▸ **Stated task**
Each entry in the listing below should be restated word for word.

▸ **Records shown**
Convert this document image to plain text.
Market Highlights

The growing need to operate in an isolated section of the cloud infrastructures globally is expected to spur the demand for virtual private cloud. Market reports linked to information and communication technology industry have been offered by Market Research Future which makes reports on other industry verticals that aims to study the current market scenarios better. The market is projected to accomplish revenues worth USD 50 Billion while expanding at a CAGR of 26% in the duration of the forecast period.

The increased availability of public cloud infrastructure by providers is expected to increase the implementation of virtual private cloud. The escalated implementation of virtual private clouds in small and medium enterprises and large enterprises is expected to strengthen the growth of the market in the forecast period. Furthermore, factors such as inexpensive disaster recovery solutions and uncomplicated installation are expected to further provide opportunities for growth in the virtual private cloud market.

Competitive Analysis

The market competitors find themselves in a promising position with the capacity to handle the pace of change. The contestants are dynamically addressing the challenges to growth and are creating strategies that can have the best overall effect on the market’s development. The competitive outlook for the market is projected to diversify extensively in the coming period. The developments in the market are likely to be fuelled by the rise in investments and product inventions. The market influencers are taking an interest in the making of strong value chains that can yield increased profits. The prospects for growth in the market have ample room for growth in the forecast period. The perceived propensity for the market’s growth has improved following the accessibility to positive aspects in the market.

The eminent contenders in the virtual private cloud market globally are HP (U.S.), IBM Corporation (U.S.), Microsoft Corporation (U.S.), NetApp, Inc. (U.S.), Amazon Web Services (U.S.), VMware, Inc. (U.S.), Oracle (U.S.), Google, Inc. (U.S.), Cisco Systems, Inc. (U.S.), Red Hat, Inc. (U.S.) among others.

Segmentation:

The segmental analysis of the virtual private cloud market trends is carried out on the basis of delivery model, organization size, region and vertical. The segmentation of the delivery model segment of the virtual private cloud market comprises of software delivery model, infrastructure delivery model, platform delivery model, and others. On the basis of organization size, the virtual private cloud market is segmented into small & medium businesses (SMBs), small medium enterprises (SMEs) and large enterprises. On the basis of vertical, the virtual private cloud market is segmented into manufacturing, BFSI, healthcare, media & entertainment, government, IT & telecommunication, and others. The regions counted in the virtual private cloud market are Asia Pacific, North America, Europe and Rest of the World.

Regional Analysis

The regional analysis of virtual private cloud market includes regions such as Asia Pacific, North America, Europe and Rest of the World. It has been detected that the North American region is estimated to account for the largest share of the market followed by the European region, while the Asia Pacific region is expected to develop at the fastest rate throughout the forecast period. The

▸ **Task result**
Convert this document image to plain text.
Market Highlights

The growing need to operate in an isolated section of the cloud infrastructures globally is expected to spur the demand for virtual private cloud. Market reports linked to information and communication technology industry have been offered by Market Research Future which makes reports on other industry verticals that aims to study the current market scenarios better. The market is projected to accomplish revenues worth USD 50 Billion while expanding at a CAGR of 26% in the duration of the forecast period.

The increased availability of public cloud infrastructure by providers is expected to increase the implementation of virtual private cloud. The escalated implementation of virtual private clouds in small and medium enterprises and large enterprises is expected to strengthen the growth of the market in the forecast period. Furthermore, factors such as inexpensive disaster recovery solutions and uncomplicated installation are expected to further provide opportunities for growth in the virtual private cloud market.

Competitive Analysis

The market competitors find themselves in a promising position with the capacity to handle the pace of change. The contestants are dynamically addressing the challenges to growth and are creating strategies that can have the best overall effect on the market’s development. The competitive outlook for the market is projected to diversify extensively in the coming period. The developments in the market are likely to be fuelled by the rise in investments and product inventions. The market influencers are taking an interest in the making of strong value chains that can yield increased profits. The prospects for growth in the market have ample room for growth in the forecast period. The perceived propensity for the market’s growth has improved following the accessibility to positive aspects in the market.

The eminent contenders in the virtual private cloud market globally are HP (U.S.), IBM Corporation (U.S.), Microsoft Corporation (U.S.), NetApp, Inc. (U.S.), Amazon Web Services (U.S.), VMware, Inc. (U.S.), Oracle (U.S.), Google, Inc. (U.S.), Cisco Systems, Inc. (U.S.), Red Hat, Inc. (U.S.) among others.

Segmentation:

The segmental analysis of the virtual private cloud market trends is carried out on the basis of delivery model, organization size, region and vertical. The segmentation of the delivery model segment of the virtual private cloud market comprises of software delivery model, infrastructure delivery model, platform delivery model, and others. On the basis of organization size, the virtual private cloud market is segmented into small & medium businesses (SMBs), small medium enterprises (SMEs) and large enterprises. On the basis of vertical, the virtual private cloud market is segmented into manufacturing, BFSI, healthcare, media & entertainment, government, IT & telecommunication, and others. The regions counted in the virtual private cloud market are Asia Pacific, North America, Europe and Rest of the World.

Regional Analysis

The regional analysis of virtual private cloud market includes regions such as Asia Pacific, North America, Europe and Rest of the World. It has been detected that the North American region is estimated to account for the largest share of the market followed by the European region, while the Asia Pacific region is expected to develop at the fastest rate throughout the forecast period. The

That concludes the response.